■ Collected data entries

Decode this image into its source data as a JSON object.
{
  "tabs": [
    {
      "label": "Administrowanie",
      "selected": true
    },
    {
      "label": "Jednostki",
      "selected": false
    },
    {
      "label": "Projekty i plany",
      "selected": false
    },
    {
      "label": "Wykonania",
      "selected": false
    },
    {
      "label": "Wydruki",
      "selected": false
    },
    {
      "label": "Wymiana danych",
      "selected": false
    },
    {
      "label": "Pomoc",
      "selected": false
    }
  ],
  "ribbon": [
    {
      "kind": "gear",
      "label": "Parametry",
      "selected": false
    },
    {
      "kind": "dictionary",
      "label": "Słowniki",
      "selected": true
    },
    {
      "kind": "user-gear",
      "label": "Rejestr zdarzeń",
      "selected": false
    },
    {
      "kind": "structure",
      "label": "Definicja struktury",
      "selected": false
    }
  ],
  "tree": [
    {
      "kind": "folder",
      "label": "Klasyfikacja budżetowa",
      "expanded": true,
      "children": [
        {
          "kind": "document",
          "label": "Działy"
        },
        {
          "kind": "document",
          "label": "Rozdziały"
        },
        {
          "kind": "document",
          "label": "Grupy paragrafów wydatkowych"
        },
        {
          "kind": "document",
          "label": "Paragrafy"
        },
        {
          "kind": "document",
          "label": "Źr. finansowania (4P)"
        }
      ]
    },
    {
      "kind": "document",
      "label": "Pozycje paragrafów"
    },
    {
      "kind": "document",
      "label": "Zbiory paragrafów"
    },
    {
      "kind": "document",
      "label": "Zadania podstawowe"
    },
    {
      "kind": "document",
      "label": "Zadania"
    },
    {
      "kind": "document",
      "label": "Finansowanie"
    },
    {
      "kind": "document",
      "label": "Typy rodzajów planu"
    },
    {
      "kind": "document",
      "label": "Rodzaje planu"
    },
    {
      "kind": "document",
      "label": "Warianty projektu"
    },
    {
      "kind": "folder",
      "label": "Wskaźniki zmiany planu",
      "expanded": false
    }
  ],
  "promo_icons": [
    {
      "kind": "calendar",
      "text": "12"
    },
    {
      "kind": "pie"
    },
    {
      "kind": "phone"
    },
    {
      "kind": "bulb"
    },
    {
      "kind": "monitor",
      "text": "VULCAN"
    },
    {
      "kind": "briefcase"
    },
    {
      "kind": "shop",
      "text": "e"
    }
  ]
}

■ WORK TO DO
All of the entries should be written out again exactly.

■ ANSWER TO THE EXERCISE
Decode this image into its source data as a JSON object.
{
  "tabs": [
    {
      "label": "Administrowanie",
      "selected": true
    },
    {
      "label": "Jednostki",
      "selected": false
    },
    {
      "label": "Projekty i plany",
      "selected": false
    },
    {
      "label": "Wykonania",
      "selected": false
    },
    {
      "label": "Wydruki",
      "selected": false
    },
    {
      "label": "Wymiana danych",
      "selected": false
    },
    {
      "label": "Pomoc",
      "selected": false
    }
  ],
  "ribbon": [
    {
      "kind": "gear",
      "label": "Parametry",
      "selected": false
    },
    {
      "kind": "dictionary",
      "label": "Słowniki",
      "selected": true
    },
    {
      "kind": "user-gear",
      "label": "Rejestr zdarzeń",
      "selected": false
    },
    {
      "kind": "structure",
      "label": "Definicja struktury",
      "selected": false
    }
  ],
  "tree": [
    {
      "kind": "folder",
      "label": "Klasyfikacja budżetowa",
      "expanded": true,
      "children": [
        {
          "kind": "document",
          "label": "Działy"
        },
        {
          "kind": "document",
          "label": "Rozdziały"
        },
        {
          "kind": "document",
          "label": "Grupy paragrafów wydatkowych"
        },
        {
          "kind": "document",
          "label": "Paragrafy"
        },
        {
          "kind": "document",
          "label": "Źr. finansowania (4P)"
        }
      ]
    },
    {
      "kind": "document",
      "label": "Pozycje paragrafów"
    },
    {
      "kind": "document",
      "label": "Zbiory paragrafów"
    },
    {
      "kind": "document",
      "label": "Zadania podstawowe"
    },
    {
      "kind": "document",
      "label": "Zadania"
    },
    {
      "kind": "document",
      "label": "Finansowanie"
    },
    {
      "kind": "document",
      "label": "Typy rodzajów planu"
    },
    {
      "kind": "document",
      "label": "Rodzaje planu"
    },
    {
      "kind": "document",
      "label": "Warianty projektu"
    },
    {
      "kind": "folder",
      "label": "Wskaźniki zmiany planu",
      "expanded": false
    }
  ],
  "promo_icons": [
    {
      "kind": "calendar",
      "text": "12"
    },
    {
      "kind": "pie"
    },
    {
      "kind": "phone"
    },
    {
      "kind": "bulb"
    },
    {
      "kind": "monitor",
      "text": "VULCAN"
    },
    {
      "kind": "briefcase"
    },
    {
      "kind": "shop",
      "text": "e"
    }
  ]
}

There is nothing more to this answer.